Description of the task: Could you output each line of the data that follows exactly?

Saved entries

-*-

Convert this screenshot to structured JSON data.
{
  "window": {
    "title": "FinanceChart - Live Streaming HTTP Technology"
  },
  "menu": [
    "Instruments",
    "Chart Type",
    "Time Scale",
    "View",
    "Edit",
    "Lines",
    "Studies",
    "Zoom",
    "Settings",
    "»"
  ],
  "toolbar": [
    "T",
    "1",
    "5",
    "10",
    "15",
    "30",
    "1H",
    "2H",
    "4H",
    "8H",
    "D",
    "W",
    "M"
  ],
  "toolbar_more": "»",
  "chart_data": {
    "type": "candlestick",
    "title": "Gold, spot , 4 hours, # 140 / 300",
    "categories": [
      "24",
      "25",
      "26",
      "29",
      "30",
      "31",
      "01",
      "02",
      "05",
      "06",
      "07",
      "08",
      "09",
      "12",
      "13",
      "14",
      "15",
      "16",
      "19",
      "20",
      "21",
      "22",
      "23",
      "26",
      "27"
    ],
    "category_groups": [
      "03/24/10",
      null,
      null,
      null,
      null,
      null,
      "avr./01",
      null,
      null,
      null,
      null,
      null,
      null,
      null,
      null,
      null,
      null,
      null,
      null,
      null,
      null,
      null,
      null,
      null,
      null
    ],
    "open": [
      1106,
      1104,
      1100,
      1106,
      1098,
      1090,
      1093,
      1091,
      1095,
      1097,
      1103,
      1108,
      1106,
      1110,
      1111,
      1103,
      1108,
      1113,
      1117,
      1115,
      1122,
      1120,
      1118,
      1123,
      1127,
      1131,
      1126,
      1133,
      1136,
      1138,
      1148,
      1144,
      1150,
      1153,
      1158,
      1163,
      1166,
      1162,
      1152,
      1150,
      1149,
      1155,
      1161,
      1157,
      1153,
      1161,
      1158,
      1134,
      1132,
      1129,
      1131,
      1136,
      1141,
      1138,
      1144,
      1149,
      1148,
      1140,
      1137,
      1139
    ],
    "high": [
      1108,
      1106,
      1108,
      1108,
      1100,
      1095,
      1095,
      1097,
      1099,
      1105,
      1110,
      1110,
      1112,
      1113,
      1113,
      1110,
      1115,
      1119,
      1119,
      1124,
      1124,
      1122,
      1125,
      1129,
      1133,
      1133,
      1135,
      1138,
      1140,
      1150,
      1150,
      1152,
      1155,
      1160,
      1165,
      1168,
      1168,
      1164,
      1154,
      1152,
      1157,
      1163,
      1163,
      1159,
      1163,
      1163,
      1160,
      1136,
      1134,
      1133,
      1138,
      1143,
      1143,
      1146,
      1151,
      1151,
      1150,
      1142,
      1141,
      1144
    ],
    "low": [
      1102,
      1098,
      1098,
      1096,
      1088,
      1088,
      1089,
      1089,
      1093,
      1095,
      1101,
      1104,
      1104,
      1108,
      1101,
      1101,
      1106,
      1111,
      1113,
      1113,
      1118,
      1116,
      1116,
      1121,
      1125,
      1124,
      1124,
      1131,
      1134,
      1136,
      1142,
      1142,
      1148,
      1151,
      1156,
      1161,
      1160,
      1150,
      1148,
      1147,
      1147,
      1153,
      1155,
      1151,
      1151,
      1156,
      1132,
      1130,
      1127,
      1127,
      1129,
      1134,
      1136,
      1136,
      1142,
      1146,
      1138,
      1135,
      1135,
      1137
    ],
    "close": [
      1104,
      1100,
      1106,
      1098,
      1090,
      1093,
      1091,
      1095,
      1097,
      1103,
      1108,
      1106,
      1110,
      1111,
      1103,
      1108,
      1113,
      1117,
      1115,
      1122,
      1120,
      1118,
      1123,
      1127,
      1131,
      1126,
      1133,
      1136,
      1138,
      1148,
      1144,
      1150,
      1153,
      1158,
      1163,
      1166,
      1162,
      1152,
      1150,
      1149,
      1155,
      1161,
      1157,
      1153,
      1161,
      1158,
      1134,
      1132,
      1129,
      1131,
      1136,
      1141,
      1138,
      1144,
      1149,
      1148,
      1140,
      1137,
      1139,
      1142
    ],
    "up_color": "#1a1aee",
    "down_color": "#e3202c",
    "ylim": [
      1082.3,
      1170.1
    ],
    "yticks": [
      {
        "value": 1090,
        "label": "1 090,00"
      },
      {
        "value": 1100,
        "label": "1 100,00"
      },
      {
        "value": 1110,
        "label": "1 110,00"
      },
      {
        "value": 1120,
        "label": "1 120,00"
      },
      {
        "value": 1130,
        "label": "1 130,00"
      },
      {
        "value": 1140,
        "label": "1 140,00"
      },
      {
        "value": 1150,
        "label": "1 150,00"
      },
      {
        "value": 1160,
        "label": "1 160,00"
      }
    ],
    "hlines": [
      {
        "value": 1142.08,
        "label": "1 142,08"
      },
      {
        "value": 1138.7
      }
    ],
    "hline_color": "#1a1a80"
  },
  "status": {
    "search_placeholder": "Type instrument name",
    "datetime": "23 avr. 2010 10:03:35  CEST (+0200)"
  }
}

-*-

Correct output:
Convert this screenshot to structured JSON data.
{
  "window": {
    "title": "FinanceChart - Live Streaming HTTP Technology"
  },
  "menu": [
    "Instruments",
    "Chart Type",
    "Time Scale",
    "View",
    "Edit",
    "Lines",
    "Studies",
    "Zoom",
    "Settings",
    "»"
  ],
  "toolbar": [
    "T",
    "1",
    "5",
    "10",
    "15",
    "30",
    "1H",
    "2H",
    "4H",
    "8H",
    "D",
    "W",
    "M"
  ],
  "toolbar_more": "»",
  "chart_data": {
    "type": "candlestick",
    "title": "Gold, spot , 4 hours, # 140 / 300",
    "categories": [
      "24",
      "25",
      "26",
      "29",
      "30",
      "31",
      "01",
      "02",
      "05",
      "06",
      "07",
      "08",
      "09",
      "12",
      "13",
      "14",
      "15",
      "16",
      "19",
      "20",
      "21",
      "22",
      "23",
      "26",
      "27"
    ],
    "category_groups": [
      "03/24/10",
      null,
      null,
      null,
      null,
      null,
      "avr./01",
      null,
      null,
      null,
      null,
      null,
      null,
      null,
      null,
      null,
      null,
      null,
      null,
      null,
      null,
      null,
      null,
      null,
      null
    ],
    "open": [
      1106,
      1104,
      1100,
      1106,
      1098,
      1090,
      1093,
      1091,
      1095,
      1097,
      1103,
      1108,
      1106,
      1110,
      1111,
      1103,
      1108,
      1113,
      1117,
      1115,
      1122,
      1120,
      1118,
      1123,
      1127,
      1131,
      1126,
      1133,
      1136,
      1138,
      1148,
      1144,
      1150,
      1153,
      1158,
      1163,
      1166,
      1162,
      1152,
      1150,
      1149,
      1155,
      1161,
      1157,
      1153,
      1161,
      1158,
      1134,
      1132,
      1129,
      1131,
      1136,
      1141,
      1138,
      1144,
      1149,
      1148,
      1140,
      1137,
      1139
    ],
    "high": [
      1108,
      1106,
      1108,
      1108,
      1100,
      1095,
      1095,
      1097,
      1099,
      1105,
      1110,
      1110,
      1112,
      1113,
      1113,
      1110,
      1115,
      1119,
      1119,
      1124,
      1124,
      1122,
      1125,
      1129,
      1133,
      1133,
      1135,
      1138,
      1140,
      1150,
      1150,
      1152,
      1155,
      1160,
      1165,
      1168,
      1168,
      1164,
      1154,
      1152,
      1157,
      1163,
      1163,
      1159,
      1163,
      1163,
      1160,
      1136,
      1134,
      1133,
      1138,
      1143,
      1143,
      1146,
      1151,
      1151,
      1150,
      1142,
      1141,
      1144
    ],
    "low": [
      1102,
      1098,
      1098,
      1096,
      1088,
      1088,
      1089,
      1089,
      1093,
      1095,
      1101,
      1104,
      1104,
      1108,
      1101,
      1101,
      1106,
      1111,
      1113,
      1113,
      1118,
      1116,
      1116,
      1121,
      1125,
      1124,
      1124,
      1131,
      1134,
      1136,
      1142,
      1142,
      1148,
      1151,
      1156,
      1161,
      1160,
      1150,
      1148,
      1147,
      1147,
      1153,
      1155,
      1151,
      1151,
      1156,
      1132,
      1130,
      1127,
      1127,
      1129,
      1134,
      1136,
      1136,
      1142,
      1146,
      1138,
      1135,
      1135,
      1137
    ],
    "close": [
      1104,
      1100,
      1106,
      1098,
      1090,
      1093,
      1091,
      1095,
      1097,
      1103,
      1108,
      1106,
      1110,
      1111,
      1103,
      1108,
      1113,
      1117,
      1115,
      1122,
      1120,
      1118,
      1123,
      1127,
      1131,
      1126,
      1133,
      1136,
      1138,
      1148,
      1144,
      1150,
      1153,
      1158,
      1163,
      1166,
      1162,
      1152,
      1150,
      1149,
      1155,
      1161,
      1157,
      1153,
      1161,
      1158,
      1134,
      1132,
      1129,
      1131,
      1136,
      1141,
      1138,
      1144,
      1149,
      1148,
      1140,
      1137,
      1139,
      1142
    ],
    "up_color": "#1a1aee",
    "down_color": "#e3202c",
    "ylim": [
      1082.3,
      1170.1
    ],
    "yticks": [
      {
        "value": 1090,
        "label": "1 090,00"
      },
      {
        "value": 1100,
        "label": "1 100,00"
      },
      {
        "value": 1110,
        "label": "1 110,00"
      },
      {
        "value": 1120,
        "label": "1 120,00"
      },
      {
        "value": 1130,
        "label": "1 130,00"
      },
      {
        "value": 1140,
        "label": "1 140,00"
      },
      {
        "value": 1150,
        "label": "1 150,00"
      },
      {
        "value": 1160,
        "label": "1 160,00"
      }
    ],
    "hlines": [
      {
        "value": 1142.08,
        "label": "1 142,08"
      },
      {
        "value": 1138.7
      }
    ],
    "hline_color": "#1a1a80"
  },
  "status": {
    "search_placeholder": "Type instrument name",
    "datetime": "23 avr. 2010 10:03:35  CEST (+0200)"
  }
}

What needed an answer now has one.